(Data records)
::::

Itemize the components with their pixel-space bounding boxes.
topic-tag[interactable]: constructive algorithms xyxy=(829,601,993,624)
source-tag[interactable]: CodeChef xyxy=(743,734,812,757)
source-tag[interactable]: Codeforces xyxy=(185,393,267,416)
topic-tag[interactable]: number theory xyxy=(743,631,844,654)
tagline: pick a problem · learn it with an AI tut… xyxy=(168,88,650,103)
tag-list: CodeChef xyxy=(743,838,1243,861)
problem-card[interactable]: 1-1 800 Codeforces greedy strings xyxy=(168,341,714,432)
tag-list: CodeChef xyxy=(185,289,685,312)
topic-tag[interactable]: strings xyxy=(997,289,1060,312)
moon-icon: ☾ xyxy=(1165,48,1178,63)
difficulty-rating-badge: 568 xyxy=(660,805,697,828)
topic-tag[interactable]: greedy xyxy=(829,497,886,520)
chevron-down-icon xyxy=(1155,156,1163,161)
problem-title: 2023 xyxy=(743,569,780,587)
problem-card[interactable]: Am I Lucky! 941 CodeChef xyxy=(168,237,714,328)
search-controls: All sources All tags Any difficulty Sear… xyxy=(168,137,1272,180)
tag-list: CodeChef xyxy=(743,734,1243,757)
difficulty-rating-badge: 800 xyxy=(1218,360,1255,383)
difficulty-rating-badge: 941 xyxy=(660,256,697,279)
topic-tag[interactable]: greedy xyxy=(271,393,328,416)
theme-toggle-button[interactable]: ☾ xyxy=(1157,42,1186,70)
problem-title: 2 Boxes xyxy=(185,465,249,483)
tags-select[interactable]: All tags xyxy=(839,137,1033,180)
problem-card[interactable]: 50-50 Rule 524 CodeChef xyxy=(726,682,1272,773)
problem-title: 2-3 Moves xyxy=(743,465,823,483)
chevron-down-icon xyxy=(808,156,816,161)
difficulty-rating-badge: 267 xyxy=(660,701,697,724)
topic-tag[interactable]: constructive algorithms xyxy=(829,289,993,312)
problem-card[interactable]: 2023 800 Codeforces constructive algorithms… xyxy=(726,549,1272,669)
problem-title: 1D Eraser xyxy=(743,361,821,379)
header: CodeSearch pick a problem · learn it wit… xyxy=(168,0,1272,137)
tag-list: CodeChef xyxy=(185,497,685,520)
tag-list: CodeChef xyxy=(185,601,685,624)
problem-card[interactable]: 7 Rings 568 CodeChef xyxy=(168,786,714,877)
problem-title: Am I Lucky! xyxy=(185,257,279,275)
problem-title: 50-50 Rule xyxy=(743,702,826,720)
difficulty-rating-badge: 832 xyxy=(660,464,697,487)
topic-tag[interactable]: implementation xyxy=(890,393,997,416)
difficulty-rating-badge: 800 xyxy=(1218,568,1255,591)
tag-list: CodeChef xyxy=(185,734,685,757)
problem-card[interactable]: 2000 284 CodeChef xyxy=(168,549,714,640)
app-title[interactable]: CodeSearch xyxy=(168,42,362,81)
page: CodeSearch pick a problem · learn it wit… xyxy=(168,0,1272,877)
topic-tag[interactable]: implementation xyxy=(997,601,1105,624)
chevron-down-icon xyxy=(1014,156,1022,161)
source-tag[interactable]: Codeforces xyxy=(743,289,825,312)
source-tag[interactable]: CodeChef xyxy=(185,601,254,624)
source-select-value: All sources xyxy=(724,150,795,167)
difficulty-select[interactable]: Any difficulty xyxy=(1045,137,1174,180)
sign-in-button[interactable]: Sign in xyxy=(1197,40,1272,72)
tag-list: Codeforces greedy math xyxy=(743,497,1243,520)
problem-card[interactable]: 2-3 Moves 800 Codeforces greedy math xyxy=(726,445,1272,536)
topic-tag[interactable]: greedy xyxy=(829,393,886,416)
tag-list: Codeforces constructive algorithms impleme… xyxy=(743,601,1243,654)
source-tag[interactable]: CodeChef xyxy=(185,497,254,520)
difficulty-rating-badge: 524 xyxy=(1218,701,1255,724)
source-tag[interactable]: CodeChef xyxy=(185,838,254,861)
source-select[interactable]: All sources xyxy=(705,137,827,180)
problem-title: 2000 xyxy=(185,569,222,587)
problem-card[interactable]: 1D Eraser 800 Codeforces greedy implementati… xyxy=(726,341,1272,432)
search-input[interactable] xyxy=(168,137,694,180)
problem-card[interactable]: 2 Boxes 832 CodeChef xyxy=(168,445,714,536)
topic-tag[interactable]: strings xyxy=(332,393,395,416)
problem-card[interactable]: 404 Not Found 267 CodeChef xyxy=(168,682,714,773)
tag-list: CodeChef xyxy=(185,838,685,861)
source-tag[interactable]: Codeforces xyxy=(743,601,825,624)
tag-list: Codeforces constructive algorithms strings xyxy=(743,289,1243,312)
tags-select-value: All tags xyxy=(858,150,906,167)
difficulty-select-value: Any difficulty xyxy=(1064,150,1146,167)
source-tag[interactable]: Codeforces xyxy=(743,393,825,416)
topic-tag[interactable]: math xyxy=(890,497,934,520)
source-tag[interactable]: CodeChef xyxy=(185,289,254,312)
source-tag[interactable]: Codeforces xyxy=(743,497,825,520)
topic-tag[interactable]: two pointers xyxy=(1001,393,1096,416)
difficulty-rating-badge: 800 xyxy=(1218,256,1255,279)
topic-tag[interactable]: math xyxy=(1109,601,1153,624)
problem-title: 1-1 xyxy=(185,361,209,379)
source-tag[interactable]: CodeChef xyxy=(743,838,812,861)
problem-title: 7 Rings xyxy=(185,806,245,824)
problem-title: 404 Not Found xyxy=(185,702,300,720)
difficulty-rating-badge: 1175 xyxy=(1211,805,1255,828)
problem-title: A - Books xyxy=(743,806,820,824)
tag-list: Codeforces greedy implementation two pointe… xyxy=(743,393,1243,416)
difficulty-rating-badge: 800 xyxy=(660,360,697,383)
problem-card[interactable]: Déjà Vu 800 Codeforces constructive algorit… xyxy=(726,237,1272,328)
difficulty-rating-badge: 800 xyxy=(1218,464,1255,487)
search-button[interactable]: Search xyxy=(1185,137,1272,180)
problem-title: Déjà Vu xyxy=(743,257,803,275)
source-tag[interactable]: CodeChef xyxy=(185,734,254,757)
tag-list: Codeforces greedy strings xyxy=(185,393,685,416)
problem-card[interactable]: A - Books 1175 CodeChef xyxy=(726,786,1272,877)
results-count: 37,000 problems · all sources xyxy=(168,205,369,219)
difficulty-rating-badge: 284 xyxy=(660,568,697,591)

::::

> [GIVEN TASK]: Can you repeat the records from their first line up to and including the line containing "tagline: pick a", word for word?

> [CORRECT RESULT]:
Itemize the components with their pixel-space bounding boxes.
topic-tag[interactable]: constructive algorithms xyxy=(829,601,993,624)
source-tag[interactable]: CodeChef xyxy=(743,734,812,757)
source-tag[interactable]: Codeforces xyxy=(185,393,267,416)
topic-tag[interactable]: number theory xyxy=(743,631,844,654)
tagline: pick a problem · learn it with an AI tut… xyxy=(168,88,650,103)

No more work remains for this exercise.